My last post, The Tale of Two Gloede’s of Wisconsin . I introduced my husband’s 2nd Great Grandfather, Theodore Gloede.
In 1900, Fred Gloede was living in Oshkosh Ward 13, Winnebago County. Wisconsin with his wife Saraphrena and his children, Rose, Lydia and Leona along with his “father” Theodore Gloede.
In the 1900 Census, we learn that Fred was born in Dec 1866 in Germany. That he immigrated in 1885.
However, one short year later, Theodore died and in his obituary Fred is referenced as his Step-son.
This at first did not make sense to me; however I did not know the wedding date of Theodore and his wife Maria until recently. In my last blog, I shared their marriage record which shows that they were married on 18 Dec 1877, 11 years before Fred’s birth. Thus, Fred might not actually be a Gloede.
I also found a passenger list for a 17 year old Fritz Neubecker who arrived on 6 Oct 1884, a young man who’s date of birth would be around 1866-67.
Fred’s Naturalization record shows his birth date of 1866 and that his year of arrival is 1884. Interesting how this matches the passenger list found for Fritz Neubecker.

◆ DATA UNDER STUDY:
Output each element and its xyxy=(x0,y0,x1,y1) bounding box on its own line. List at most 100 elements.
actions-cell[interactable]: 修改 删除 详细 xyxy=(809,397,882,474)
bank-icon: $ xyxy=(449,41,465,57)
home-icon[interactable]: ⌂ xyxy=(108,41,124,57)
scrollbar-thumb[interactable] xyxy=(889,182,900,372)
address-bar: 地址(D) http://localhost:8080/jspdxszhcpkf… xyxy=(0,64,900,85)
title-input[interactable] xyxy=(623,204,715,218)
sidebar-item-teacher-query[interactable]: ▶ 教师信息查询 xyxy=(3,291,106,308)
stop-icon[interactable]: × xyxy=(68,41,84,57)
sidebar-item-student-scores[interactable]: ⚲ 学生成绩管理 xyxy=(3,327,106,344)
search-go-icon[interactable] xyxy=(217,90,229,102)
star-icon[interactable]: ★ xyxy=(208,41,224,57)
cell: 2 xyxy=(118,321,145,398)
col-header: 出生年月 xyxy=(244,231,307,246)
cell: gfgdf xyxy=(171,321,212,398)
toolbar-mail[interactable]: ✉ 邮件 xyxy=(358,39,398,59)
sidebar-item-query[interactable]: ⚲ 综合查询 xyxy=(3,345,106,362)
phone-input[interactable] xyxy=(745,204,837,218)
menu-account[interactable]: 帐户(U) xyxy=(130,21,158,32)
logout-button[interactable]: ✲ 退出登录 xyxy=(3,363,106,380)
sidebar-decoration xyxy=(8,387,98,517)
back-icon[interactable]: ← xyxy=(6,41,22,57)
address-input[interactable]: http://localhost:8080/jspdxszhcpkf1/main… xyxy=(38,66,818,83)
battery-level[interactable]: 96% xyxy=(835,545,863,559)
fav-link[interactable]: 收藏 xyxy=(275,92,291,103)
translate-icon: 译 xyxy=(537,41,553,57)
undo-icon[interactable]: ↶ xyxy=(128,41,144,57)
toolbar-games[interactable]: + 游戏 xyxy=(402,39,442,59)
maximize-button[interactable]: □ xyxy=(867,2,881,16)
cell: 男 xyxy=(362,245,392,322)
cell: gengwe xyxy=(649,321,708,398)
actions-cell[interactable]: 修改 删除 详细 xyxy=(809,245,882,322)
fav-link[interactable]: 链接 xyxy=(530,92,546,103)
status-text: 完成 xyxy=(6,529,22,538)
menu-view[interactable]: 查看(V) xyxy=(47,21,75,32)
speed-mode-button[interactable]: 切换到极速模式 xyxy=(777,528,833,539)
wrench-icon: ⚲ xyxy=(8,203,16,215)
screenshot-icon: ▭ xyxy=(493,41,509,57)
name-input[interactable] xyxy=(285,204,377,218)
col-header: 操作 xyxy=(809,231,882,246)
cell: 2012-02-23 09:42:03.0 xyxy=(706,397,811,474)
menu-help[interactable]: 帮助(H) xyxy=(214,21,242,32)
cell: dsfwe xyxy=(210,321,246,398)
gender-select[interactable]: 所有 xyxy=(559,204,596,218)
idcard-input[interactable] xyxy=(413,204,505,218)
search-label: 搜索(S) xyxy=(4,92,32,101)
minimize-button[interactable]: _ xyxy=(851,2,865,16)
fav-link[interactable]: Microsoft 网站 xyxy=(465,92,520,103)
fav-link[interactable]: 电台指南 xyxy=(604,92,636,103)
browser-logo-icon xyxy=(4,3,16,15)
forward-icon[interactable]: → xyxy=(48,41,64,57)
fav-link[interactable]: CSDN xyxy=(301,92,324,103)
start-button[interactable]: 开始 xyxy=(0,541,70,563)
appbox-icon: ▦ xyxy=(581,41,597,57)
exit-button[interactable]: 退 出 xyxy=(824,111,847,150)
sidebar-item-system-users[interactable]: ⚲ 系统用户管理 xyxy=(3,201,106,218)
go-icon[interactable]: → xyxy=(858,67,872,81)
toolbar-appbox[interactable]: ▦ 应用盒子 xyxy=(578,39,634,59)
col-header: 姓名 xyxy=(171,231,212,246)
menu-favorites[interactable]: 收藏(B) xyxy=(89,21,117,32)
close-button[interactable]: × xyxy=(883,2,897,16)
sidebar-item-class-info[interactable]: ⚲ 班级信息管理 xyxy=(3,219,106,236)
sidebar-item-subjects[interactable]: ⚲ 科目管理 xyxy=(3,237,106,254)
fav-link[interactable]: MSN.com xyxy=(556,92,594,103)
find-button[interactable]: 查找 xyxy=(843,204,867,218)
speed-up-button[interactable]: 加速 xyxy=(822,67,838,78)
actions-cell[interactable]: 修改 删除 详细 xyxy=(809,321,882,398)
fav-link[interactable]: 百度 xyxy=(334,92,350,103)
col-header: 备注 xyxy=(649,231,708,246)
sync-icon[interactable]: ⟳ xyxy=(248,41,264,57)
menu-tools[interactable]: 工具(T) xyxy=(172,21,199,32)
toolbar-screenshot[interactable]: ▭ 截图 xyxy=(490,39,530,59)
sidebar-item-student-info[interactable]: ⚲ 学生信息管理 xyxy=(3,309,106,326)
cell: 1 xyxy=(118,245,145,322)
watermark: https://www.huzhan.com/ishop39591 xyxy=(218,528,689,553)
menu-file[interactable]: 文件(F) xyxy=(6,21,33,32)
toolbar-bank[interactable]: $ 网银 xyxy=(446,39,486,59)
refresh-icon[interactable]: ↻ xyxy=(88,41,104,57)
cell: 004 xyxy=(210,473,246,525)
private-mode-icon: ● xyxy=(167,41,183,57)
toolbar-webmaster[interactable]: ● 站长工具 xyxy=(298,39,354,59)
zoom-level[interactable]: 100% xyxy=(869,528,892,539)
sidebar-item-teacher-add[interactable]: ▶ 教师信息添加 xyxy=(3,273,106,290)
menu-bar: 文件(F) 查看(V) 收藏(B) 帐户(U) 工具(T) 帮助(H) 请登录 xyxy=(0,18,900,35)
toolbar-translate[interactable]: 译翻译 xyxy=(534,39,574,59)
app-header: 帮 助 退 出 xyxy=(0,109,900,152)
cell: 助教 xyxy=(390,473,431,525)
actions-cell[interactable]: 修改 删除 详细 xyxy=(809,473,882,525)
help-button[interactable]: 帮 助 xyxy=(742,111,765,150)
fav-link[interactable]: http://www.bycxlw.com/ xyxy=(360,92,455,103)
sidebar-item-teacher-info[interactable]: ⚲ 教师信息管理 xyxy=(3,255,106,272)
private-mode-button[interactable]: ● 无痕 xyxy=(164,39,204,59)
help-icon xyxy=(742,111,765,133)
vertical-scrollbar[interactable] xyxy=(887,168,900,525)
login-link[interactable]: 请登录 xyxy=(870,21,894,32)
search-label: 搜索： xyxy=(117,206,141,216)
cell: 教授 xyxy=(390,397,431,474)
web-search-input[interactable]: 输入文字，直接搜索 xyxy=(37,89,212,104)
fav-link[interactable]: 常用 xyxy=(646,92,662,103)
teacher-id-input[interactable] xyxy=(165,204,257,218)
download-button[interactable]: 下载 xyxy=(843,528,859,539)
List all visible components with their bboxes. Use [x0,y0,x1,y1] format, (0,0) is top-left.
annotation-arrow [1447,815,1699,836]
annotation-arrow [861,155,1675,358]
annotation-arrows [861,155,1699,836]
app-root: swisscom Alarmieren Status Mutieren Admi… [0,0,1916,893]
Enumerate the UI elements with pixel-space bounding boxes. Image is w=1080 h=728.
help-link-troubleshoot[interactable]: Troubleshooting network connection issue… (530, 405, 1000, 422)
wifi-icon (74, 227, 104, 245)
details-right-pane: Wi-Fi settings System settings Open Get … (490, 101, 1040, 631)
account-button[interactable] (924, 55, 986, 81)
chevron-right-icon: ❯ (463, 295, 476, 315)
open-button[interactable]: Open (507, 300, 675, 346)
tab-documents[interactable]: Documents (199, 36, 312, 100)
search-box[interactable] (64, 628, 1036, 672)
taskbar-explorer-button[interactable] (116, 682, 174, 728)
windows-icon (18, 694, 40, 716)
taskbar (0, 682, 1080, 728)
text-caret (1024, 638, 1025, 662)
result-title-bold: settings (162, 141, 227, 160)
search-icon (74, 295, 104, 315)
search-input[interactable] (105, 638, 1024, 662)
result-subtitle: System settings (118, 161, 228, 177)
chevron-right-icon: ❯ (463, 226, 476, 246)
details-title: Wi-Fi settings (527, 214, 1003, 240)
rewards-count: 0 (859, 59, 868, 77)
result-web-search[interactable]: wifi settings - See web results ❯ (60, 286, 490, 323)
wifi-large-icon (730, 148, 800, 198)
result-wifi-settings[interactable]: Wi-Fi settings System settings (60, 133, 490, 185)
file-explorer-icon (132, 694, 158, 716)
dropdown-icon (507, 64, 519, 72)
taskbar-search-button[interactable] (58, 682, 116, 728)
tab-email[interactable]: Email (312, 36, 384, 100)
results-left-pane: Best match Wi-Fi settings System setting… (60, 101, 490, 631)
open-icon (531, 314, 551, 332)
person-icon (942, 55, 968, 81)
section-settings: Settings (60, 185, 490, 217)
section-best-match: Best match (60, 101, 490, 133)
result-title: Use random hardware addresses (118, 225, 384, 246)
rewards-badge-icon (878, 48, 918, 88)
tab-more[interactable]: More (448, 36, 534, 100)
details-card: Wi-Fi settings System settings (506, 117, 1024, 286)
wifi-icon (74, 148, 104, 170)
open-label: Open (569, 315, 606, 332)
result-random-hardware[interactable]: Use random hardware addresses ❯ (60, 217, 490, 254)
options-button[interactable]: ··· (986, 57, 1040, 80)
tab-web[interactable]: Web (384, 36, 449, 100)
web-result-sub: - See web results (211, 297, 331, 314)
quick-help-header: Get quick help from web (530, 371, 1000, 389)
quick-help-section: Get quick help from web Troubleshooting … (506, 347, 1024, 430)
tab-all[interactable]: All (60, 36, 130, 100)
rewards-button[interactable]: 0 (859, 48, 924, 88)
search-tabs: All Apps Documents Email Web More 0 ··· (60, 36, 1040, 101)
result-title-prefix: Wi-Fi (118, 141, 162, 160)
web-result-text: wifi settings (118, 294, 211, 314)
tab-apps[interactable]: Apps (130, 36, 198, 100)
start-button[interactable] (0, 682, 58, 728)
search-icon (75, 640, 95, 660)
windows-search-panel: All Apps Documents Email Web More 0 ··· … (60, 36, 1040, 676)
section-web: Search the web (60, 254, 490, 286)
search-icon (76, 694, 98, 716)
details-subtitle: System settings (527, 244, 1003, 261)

◆ INSTRUCTIONS:
#1 Print everything in the Gloede family post from "This at first" down to "be around 1866-67.".
#2 Proceed with the Gloede family post, picking up right after its final sentence.

◆ ANSWERS PROVIDED:
#1
This at first did not make sense to me; however I did not know the wedding date of Theodore and his wife Maria until recently. In my last blog, I shared their marriage record which shows that they were married on 18 Dec 1877, 11 years before Fred’s birth. Thus, Fred might not actually be a Gloede.
I also found a passenger list for a 17 year old Fritz Neubecker who arrived on 6 Oct 1884, a young man who’s date of birth would be around 1866-67.

#2
This leads me to believe that Fred is not Theodore’s biological son but the illegitimate son of Marie Neubecker who would have been 19-20 years old at the time of Fred’s birth. I have found no direct evidence that clearly states this fact. Our only recourse might be to use DNA to help solve this mystery.
One method is to use YDNA and compare a direct male descendant of Fred Gloede to a direct male descendant of a brother of Theodore or one of his Uncles. Actually any direct male descendant from a male relative of Theodore who shares the Gloede surname. It just can’t be through any of Theodore's other male sons, since their mother might also be Marie Neubecker.
A harder method is to use Autosomal DNA and to compare descendants of Fred Gloede to descendants of the siblings of Theodore or descendants of his parent’s siblings. The relationship might be close enough to allow this type of testing, however the amount of DNA still left in the descendants might be quite small and numerous testers may be required to get a confirmation of the relationship. Of course if there is no relationship, it won’t matter the number of testers used because all of them will come back negative. YIKES!